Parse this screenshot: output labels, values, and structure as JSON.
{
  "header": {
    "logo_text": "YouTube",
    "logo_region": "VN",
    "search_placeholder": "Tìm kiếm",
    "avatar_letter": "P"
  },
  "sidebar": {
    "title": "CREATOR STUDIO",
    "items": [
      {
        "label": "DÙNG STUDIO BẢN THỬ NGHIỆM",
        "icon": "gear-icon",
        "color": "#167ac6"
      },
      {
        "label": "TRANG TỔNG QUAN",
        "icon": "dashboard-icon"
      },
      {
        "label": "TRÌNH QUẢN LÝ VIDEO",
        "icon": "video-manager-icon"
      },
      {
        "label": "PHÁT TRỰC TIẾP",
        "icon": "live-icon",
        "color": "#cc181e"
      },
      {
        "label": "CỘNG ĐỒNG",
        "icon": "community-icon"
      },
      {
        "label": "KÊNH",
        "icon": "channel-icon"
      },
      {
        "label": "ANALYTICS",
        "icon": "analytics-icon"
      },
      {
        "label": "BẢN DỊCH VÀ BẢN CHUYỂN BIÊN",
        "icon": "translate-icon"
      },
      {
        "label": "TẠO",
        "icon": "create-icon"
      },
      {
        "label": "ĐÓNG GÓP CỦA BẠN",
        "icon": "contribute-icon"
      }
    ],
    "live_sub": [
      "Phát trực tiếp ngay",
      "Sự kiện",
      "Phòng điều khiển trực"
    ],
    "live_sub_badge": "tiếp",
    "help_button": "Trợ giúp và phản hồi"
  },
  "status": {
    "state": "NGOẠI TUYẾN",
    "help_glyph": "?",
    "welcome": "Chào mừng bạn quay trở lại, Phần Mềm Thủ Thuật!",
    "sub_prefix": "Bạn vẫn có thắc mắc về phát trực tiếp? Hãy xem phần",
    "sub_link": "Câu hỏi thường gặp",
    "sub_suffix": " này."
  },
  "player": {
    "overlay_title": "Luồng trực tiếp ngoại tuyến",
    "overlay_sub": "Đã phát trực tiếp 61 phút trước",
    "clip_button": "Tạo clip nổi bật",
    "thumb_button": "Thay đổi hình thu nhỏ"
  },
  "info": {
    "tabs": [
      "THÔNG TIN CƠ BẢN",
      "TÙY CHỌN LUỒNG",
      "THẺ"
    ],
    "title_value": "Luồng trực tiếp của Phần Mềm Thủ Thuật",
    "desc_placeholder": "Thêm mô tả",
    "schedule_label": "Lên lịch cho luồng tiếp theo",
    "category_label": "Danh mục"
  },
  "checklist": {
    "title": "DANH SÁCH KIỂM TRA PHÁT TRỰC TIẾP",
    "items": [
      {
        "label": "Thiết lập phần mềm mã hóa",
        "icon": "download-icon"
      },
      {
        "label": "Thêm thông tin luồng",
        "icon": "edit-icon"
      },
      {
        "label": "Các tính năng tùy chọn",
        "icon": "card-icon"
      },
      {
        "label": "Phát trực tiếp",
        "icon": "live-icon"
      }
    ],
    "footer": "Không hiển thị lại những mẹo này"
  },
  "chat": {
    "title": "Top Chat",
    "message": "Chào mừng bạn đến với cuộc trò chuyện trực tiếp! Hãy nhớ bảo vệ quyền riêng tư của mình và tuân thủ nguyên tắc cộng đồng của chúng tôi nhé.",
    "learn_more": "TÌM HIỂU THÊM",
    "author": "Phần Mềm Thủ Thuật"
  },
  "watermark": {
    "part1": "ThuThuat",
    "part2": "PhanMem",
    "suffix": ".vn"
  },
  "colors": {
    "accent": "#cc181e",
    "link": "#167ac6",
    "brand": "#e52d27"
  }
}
-=-=-=-=-
SET EXERCISE ::
The records above should all be quoted exactly, please.

WRITTEN REPLY ::
Parse this screenshot: output labels, values, and structure as JSON.
{
  "header": {
    "logo_text": "YouTube",
    "logo_region": "VN",
    "search_placeholder": "Tìm kiếm",
    "avatar_letter": "P"
  },
  "sidebar": {
    "title": "CREATOR STUDIO",
    "items": [
      {
        "label": "DÙNG STUDIO BẢN THỬ NGHIỆM",
        "icon": "gear-icon",
        "color": "#167ac6"
      },
      {
        "label": "TRANG TỔNG QUAN",
        "icon": "dashboard-icon"
      },
      {
        "label": "TRÌNH QUẢN LÝ VIDEO",
        "icon": "video-manager-icon"
      },
      {
        "label": "PHÁT TRỰC TIẾP",
        "icon": "live-icon",
        "color": "#cc181e"
      },
      {
        "label": "CỘNG ĐỒNG",
        "icon": "community-icon"
      },
      {
        "label": "KÊNH",
        "icon": "channel-icon"
      },
      {
        "label": "ANALYTICS",
        "icon": "analytics-icon"
      },
      {
        "label": "BẢN DỊCH VÀ BẢN CHUYỂN BIÊN",
        "icon": "translate-icon"
      },
      {
        "label": "TẠO",
        "icon": "create-icon"
      },
      {
        "label": "ĐÓNG GÓP CỦA BẠN",
        "icon": "contribute-icon"
      }
    ],
    "live_sub": [
      "Phát trực tiếp ngay",
      "Sự kiện",
      "Phòng điều khiển trực"
    ],
    "live_sub_badge": "tiếp",
    "help_button": "Trợ giúp và phản hồi"
  },
  "status": {
    "state": "NGOẠI TUYẾN",
    "help_glyph": "?",
    "welcome": "Chào mừng bạn quay trở lại, Phần Mềm Thủ Thuật!",
    "sub_prefix": "Bạn vẫn có thắc mắc về phát trực tiếp? Hãy xem phần",
    "sub_link": "Câu hỏi thường gặp",
    "sub_suffix": " này."
  },
  "player": {
    "overlay_title": "Luồng trực tiếp ngoại tuyến",
    "overlay_sub": "Đã phát trực tiếp 61 phút trước",
    "clip_button": "Tạo clip nổi bật",
    "thumb_button": "Thay đổi hình thu nhỏ"
  },
  "info": {
    "tabs": [
      "THÔNG TIN CƠ BẢN",
      "TÙY CHỌN LUỒNG",
      "THẺ"
    ],
    "title_value": "Luồng trực tiếp của Phần Mềm Thủ Thuật",
    "desc_placeholder": "Thêm mô tả",
    "schedule_label": "Lên lịch cho luồng tiếp theo",
    "category_label": "Danh mục"
  },
  "checklist": {
    "title": "DANH SÁCH KIỂM TRA PHÁT TRỰC TIẾP",
    "items": [
      {
        "label": "Thiết lập phần mềm mã hóa",
        "icon": "download-icon"
      },
      {
        "label": "Thêm thông tin luồng",
        "icon": "edit-icon"
      },
      {
        "label": "Các tính năng tùy chọn",
        "icon": "card-icon"
      },
      {
        "label": "Phát trực tiếp",
        "icon": "live-icon"
      }
    ],
    "footer": "Không hiển thị lại những mẹo này"
  },
  "chat": {
    "title": "Top Chat",
    "message": "Chào mừng bạn đến với cuộc trò chuyện trực tiếp! Hãy nhớ bảo vệ quyền riêng tư của mình và tuân thủ nguyên tắc cộng đồng của chúng tôi nhé.",
    "learn_more": "TÌM HIỂU THÊM",
    "author": "Phần Mềm Thủ Thuật"
  },
  "watermark": {
    "part1": "ThuThuat",
    "part2": "PhanMem",
    "suffix": ".vn"
  },
  "colors": {
    "accent": "#cc181e",
    "link": "#167ac6",
    "brand": "#e52d27"
  }
}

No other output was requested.